>> Begin Data provided

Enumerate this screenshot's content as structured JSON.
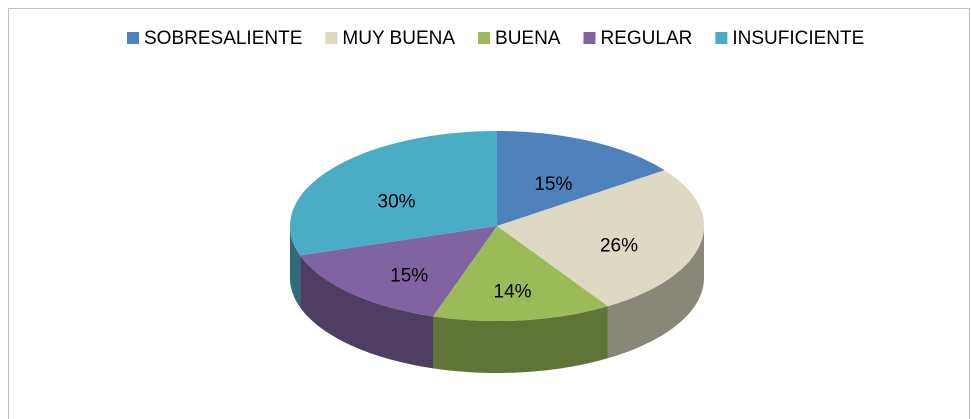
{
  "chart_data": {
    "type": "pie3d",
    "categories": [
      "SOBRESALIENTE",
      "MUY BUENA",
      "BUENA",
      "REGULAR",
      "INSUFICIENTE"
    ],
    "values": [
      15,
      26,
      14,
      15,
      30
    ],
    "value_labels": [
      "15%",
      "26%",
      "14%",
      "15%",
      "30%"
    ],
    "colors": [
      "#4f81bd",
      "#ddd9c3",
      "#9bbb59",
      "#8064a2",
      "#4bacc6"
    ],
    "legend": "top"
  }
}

>> End Data provided

Exercise description ▸
Copy every record character for character. Skip the pictures.

Finished task ▸
Enumerate this screenshot's content as structured JSON.
{
  "chart_data": {
    "type": "pie3d",
    "categories": [
      "SOBRESALIENTE",
      "MUY BUENA",
      "BUENA",
      "REGULAR",
      "INSUFICIENTE"
    ],
    "values": [
      15,
      26,
      14,
      15,
      30
    ],
    "value_labels": [
      "15%",
      "26%",
      "14%",
      "15%",
      "30%"
    ],
    "colors": [
      "#4f81bd",
      "#ddd9c3",
      "#9bbb59",
      "#8064a2",
      "#4bacc6"
    ],
    "legend": "top"
  }
}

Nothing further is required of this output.